| SET TASK |
Reproduce each line of the listing exactly.

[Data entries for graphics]
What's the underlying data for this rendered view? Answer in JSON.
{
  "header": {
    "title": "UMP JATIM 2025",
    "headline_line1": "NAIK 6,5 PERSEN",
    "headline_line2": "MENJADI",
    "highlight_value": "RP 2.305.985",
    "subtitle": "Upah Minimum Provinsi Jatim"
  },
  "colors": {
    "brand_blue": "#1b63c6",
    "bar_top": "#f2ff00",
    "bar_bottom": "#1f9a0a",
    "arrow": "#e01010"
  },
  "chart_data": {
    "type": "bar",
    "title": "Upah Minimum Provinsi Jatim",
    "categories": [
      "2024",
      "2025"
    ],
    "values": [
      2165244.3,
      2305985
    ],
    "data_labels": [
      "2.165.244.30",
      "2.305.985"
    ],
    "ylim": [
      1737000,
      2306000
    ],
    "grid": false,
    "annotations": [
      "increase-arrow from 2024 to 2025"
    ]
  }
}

| REPLY TO THE TASK |
What's the underlying data for this rendered view? Answer in JSON.
{
  "header": {
    "title": "UMP JATIM 2025",
    "headline_line1": "NAIK 6,5 PERSEN",
    "headline_line2": "MENJADI",
    "highlight_value": "RP 2.305.985",
    "subtitle": "Upah Minimum Provinsi Jatim"
  },
  "colors": {
    "brand_blue": "#1b63c6",
    "bar_top": "#f2ff00",
    "bar_bottom": "#1f9a0a",
    "arrow": "#e01010"
  },
  "chart_data": {
    "type": "bar",
    "title": "Upah Minimum Provinsi Jatim",
    "categories": [
      "2024",
      "2025"
    ],
    "values": [
      2165244.3,
      2305985
    ],
    "data_labels": [
      "2.165.244.30",
      "2.305.985"
    ],
    "ylim": [
      1737000,
      2306000
    ],
    "grid": false,
    "annotations": [
      "increase-arrow from 2024 to 2025"
    ]
  }
}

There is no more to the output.